ACTIVITY: Output all records verbatim.

START ENTRIES SHOWN

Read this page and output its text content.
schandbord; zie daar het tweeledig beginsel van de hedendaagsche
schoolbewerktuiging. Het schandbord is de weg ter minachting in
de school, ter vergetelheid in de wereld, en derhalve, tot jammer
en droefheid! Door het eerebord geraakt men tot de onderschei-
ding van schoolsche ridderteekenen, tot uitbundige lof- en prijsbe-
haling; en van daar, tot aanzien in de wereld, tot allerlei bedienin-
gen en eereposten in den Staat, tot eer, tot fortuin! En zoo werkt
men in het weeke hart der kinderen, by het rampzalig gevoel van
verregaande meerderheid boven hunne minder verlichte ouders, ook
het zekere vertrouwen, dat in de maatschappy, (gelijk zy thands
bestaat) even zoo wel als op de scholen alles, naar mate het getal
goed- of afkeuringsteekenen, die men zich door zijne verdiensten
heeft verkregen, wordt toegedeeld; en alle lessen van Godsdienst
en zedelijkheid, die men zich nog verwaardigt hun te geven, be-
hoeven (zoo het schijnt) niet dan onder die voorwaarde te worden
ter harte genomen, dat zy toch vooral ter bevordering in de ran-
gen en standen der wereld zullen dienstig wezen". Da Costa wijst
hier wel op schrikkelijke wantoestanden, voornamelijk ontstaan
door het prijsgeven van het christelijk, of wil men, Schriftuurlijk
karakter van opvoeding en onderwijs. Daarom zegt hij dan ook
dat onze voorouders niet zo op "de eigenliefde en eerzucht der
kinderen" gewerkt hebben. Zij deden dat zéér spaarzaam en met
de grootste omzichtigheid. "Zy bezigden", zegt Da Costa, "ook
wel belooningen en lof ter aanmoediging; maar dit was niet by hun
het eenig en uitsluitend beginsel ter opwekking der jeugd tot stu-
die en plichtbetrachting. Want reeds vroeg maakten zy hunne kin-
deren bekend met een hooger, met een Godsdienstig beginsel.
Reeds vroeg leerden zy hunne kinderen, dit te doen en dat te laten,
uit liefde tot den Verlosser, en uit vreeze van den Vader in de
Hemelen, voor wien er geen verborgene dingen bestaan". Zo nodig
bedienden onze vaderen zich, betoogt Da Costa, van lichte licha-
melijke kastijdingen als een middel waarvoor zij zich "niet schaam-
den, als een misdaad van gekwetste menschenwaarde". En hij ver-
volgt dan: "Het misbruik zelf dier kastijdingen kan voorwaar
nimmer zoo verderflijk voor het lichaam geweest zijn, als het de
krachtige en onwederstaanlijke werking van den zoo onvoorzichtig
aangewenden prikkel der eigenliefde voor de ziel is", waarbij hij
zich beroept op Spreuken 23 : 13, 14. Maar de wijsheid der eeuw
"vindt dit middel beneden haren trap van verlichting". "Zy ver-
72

END ENTRIES SHOWN

RESPONSE FOR THIS EXERCISE:
Read this page and output its text content.
schandbord; zie daar het tweeledig beginsel van de hedendaagsche
schoolbewerktuiging. Het schandbord is de weg ter minachting in
de school, ter vergetelheid in de wereld, en derhalve, tot jammer
en droefheid! Door het eerebord geraakt men tot de onderschei-
ding van schoolsche ridderteekenen, tot uitbundige lof- en prijsbe-
haling; en van daar, tot aanzien in de wereld, tot allerlei bedienin-
gen en eereposten in den Staat, tot eer, tot fortuin! En zoo werkt
men in het weeke hart der kinderen, by het rampzalig gevoel van
verregaande meerderheid boven hunne minder verlichte ouders, ook
het zekere vertrouwen, dat in de maatschappy, (gelijk zy thands
bestaat) even zoo wel als op de scholen alles, naar mate het getal
goed- of afkeuringsteekenen, die men zich door zijne verdiensten
heeft verkregen, wordt toegedeeld; en alle lessen van Godsdienst
en zedelijkheid, die men zich nog verwaardigt hun te geven, be-
hoeven (zoo het schijnt) niet dan onder die voorwaarde te worden
ter harte genomen, dat zy toch vooral ter bevordering in de ran-
gen en standen der wereld zullen dienstig wezen". Da Costa wijst
hier wel op schrikkelijke wantoestanden, voornamelijk ontstaan
door het prijsgeven van het christelijk, of wil men, Schriftuurlijk
karakter van opvoeding en onderwijs. Daarom zegt hij dan ook
dat onze voorouders niet zo op "de eigenliefde en eerzucht der
kinderen" gewerkt hebben. Zij deden dat zéér spaarzaam en met
de grootste omzichtigheid. "Zy bezigden", zegt Da Costa, "ook
wel belooningen en lof ter aanmoediging; maar dit was niet by hun
het eenig en uitsluitend beginsel ter opwekking der jeugd tot stu-
die en plichtbetrachting. Want reeds vroeg maakten zy hunne kin-
deren bekend met een hooger, met een Godsdienstig beginsel.
Reeds vroeg leerden zy hunne kinderen, dit te doen en dat te laten,
uit liefde tot den Verlosser, en uit vreeze van den Vader in de
Hemelen, voor wien er geen verborgene dingen bestaan". Zo nodig
bedienden onze vaderen zich, betoogt Da Costa, van lichte licha-
melijke kastijdingen als een middel waarvoor zij zich "niet schaam-
den, als een misdaad van gekwetste menschenwaarde". En hij ver-
volgt dan: "Het misbruik zelf dier kastijdingen kan voorwaar
nimmer zoo verderflijk voor het lichaam geweest zijn, als het de
krachtige en onwederstaanlijke werking van den zoo onvoorzichtig
aangewenden prikkel der eigenliefde voor de ziel is", waarbij hij
zich beroept op Spreuken 23 : 13, 14. Maar de wijsheid der eeuw
"vindt dit middel beneden haren trap van verlichting". "Zy ver-
72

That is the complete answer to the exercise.